Data records
::::::

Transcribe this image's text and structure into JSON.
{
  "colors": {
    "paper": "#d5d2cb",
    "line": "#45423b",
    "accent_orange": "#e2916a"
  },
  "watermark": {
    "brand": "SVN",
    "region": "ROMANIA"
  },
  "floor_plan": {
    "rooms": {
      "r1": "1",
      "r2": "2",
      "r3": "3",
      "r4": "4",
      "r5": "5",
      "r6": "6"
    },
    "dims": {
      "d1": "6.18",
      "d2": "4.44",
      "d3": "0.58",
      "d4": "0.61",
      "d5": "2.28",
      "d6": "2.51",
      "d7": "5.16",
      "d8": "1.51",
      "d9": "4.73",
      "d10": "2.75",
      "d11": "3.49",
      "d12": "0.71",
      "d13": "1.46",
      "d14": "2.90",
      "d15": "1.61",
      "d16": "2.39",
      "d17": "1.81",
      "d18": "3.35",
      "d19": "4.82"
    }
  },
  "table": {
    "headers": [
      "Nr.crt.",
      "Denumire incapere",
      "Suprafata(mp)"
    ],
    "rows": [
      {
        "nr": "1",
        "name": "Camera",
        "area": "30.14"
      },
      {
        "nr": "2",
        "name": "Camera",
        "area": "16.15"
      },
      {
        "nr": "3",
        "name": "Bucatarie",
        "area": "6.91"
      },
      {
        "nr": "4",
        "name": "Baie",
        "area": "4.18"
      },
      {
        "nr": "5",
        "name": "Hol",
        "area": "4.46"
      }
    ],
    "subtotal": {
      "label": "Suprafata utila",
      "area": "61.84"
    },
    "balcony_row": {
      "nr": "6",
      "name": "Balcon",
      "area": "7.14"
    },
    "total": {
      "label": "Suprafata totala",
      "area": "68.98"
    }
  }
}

::::::

§ TASK DESCRIPTION:
Extract the complete listing above, reproducing each line exactly.

§ RESULT OF THIS EXERCISE:
Transcribe this image's text and structure into JSON.
{
  "colors": {
    "paper": "#d5d2cb",
    "line": "#45423b",
    "accent_orange": "#e2916a"
  },
  "watermark": {
    "brand": "SVN",
    "region": "ROMANIA"
  },
  "floor_plan": {
    "rooms": {
      "r1": "1",
      "r2": "2",
      "r3": "3",
      "r4": "4",
      "r5": "5",
      "r6": "6"
    },
    "dims": {
      "d1": "6.18",
      "d2": "4.44",
      "d3": "0.58",
      "d4": "0.61",
      "d5": "2.28",
      "d6": "2.51",
      "d7": "5.16",
      "d8": "1.51",
      "d9": "4.73",
      "d10": "2.75",
      "d11": "3.49",
      "d12": "0.71",
      "d13": "1.46",
      "d14": "2.90",
      "d15": "1.61",
      "d16": "2.39",
      "d17": "1.81",
      "d18": "3.35",
      "d19": "4.82"
    }
  },
  "table": {
    "headers": [
      "Nr.crt.",
      "Denumire incapere",
      "Suprafata(mp)"
    ],
    "rows": [
      {
        "nr": "1",
        "name": "Camera",
        "area": "30.14"
      },
      {
        "nr": "2",
        "name": "Camera",
        "area": "16.15"
      },
      {
        "nr": "3",
        "name": "Bucatarie",
        "area": "6.91"
      },
      {
        "nr": "4",
        "name": "Baie",
        "area": "4.18"
      },
      {
        "nr": "5",
        "name": "Hol",
        "area": "4.46"
      }
    ],
    "subtotal": {
      "label": "Suprafata utila",
      "area": "61.84"
    },
    "balcony_row": {
      "nr": "6",
      "name": "Balcon",
      "area": "7.14"
    },
    "total": {
      "label": "Suprafata totala",
      "area": "68.98"
    }
  }
}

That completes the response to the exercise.